(What is expected):
Find every line with the word "usuario". Copy those lines.

(Records shown):
>> start
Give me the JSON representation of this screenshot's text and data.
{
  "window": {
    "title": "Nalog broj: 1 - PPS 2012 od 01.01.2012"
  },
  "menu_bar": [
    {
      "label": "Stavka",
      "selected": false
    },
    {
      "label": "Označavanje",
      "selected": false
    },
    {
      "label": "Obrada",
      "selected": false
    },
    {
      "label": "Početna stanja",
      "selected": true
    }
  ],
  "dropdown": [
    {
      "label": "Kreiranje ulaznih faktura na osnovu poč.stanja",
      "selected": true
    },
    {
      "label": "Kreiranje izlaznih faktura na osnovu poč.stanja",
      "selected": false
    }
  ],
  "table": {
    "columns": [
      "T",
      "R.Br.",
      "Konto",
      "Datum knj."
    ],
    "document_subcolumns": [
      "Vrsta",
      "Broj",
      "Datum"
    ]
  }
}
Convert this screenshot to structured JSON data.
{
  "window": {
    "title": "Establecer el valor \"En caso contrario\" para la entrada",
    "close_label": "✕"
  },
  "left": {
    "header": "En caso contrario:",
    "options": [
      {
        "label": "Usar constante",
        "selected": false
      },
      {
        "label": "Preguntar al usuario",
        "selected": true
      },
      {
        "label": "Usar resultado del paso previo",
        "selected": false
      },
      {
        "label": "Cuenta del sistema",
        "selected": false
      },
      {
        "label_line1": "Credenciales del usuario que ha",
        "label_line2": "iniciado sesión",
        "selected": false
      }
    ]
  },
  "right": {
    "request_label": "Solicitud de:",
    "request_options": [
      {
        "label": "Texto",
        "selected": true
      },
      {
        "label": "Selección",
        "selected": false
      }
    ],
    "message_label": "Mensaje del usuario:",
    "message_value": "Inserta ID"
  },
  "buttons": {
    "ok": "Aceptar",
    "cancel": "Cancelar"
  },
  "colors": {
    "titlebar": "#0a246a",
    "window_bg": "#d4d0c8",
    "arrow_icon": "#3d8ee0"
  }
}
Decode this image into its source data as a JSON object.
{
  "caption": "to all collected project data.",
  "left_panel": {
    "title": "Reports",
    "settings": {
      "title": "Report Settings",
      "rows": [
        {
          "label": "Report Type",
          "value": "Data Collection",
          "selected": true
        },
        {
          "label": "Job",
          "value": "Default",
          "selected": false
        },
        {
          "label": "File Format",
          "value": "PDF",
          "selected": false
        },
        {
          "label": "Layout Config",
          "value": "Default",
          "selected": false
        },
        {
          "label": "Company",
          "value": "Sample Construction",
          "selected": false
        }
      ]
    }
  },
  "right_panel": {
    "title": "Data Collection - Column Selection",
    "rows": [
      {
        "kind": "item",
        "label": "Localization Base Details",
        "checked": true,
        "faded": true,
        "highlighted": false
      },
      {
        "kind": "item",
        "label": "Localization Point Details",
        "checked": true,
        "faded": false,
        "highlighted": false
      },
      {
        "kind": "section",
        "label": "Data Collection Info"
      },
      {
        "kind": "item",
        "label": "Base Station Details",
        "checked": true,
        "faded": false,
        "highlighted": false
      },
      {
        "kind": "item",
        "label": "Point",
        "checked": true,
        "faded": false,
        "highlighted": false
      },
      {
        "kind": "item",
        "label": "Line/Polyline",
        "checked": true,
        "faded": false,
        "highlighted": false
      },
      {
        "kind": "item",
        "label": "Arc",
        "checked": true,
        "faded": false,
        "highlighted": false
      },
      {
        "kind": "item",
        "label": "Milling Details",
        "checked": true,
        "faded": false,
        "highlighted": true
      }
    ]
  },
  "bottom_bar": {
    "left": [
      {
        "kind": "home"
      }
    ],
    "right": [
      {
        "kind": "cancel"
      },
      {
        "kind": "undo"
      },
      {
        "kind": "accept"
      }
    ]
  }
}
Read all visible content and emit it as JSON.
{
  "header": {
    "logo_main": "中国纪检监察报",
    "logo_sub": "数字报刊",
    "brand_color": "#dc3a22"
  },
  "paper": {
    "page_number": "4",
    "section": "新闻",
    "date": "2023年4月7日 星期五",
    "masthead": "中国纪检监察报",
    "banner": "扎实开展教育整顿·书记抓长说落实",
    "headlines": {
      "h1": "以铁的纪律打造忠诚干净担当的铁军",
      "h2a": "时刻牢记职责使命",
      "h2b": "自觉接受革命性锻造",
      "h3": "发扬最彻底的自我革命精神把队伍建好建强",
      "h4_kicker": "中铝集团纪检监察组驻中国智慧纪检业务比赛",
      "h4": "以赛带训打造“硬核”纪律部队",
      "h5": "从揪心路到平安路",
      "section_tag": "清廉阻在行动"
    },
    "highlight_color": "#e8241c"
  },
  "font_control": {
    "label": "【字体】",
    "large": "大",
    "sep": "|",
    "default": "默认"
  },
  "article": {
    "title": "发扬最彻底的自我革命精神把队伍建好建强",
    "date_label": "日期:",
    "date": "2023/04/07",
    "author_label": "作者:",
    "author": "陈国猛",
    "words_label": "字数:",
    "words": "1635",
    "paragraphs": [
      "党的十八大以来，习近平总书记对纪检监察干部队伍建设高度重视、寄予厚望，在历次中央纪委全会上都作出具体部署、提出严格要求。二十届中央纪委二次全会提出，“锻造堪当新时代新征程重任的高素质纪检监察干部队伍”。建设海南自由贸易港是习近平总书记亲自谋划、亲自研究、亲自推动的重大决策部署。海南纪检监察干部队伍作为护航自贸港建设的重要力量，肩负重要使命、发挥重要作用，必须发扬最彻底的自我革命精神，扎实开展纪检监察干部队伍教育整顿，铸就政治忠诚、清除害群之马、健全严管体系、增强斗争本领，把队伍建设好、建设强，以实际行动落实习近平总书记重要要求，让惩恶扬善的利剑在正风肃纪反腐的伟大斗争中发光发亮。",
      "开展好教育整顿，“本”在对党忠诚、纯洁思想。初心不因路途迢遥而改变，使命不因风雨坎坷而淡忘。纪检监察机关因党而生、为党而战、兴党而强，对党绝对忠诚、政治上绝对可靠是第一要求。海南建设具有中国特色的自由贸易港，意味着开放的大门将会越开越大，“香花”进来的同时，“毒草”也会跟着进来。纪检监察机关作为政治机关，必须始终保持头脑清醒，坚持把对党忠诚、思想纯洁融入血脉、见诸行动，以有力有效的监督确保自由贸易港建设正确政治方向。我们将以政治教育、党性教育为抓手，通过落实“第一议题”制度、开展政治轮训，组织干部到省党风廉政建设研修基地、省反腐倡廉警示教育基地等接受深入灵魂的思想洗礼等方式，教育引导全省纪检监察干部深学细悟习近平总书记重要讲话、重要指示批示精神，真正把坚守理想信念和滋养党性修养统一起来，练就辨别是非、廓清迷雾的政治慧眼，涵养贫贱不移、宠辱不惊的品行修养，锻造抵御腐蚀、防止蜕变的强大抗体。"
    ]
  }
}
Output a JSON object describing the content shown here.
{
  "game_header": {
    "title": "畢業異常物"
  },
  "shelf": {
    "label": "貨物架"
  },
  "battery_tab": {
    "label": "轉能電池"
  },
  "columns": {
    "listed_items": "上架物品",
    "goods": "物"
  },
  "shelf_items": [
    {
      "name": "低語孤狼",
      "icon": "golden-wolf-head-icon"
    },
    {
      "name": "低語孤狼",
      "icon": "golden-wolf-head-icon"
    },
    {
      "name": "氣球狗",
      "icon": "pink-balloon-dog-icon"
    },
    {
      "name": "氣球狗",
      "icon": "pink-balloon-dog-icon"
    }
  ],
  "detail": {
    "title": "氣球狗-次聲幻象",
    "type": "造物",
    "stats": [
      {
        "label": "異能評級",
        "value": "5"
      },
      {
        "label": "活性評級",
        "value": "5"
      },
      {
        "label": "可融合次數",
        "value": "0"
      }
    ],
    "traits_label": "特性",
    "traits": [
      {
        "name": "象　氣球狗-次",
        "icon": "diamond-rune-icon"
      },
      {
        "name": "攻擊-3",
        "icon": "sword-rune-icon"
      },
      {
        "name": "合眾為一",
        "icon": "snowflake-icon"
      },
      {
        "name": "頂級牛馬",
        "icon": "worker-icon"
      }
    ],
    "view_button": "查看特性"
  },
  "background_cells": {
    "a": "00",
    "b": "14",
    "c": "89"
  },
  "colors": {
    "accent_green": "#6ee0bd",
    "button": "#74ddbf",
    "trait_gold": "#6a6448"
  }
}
>> end
(Response to the task):
        "label": "Preguntar al usuario",
        "label_line1": "Credenciales del usuario que ha",
    "message_label": "Mensaje del usuario:",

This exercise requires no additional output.